■ **GIVEN TASK**
Count how many lines below contain the word "this", then give that number alone.

==== PROVIDED MATERIAL ====

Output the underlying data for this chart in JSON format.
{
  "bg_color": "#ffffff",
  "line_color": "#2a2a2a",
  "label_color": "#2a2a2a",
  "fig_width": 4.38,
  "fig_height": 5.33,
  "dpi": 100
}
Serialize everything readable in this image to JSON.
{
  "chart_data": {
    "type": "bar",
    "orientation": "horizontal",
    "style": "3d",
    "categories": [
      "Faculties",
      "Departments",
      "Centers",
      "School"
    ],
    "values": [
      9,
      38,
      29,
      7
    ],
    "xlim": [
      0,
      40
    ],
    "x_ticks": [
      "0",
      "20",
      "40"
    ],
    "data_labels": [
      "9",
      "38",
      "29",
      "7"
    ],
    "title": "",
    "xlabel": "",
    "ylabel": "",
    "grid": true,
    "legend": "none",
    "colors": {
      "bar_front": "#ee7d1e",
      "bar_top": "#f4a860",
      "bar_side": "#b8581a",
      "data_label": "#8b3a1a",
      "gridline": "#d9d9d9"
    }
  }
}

====

■ **FULL SOLUTION**
2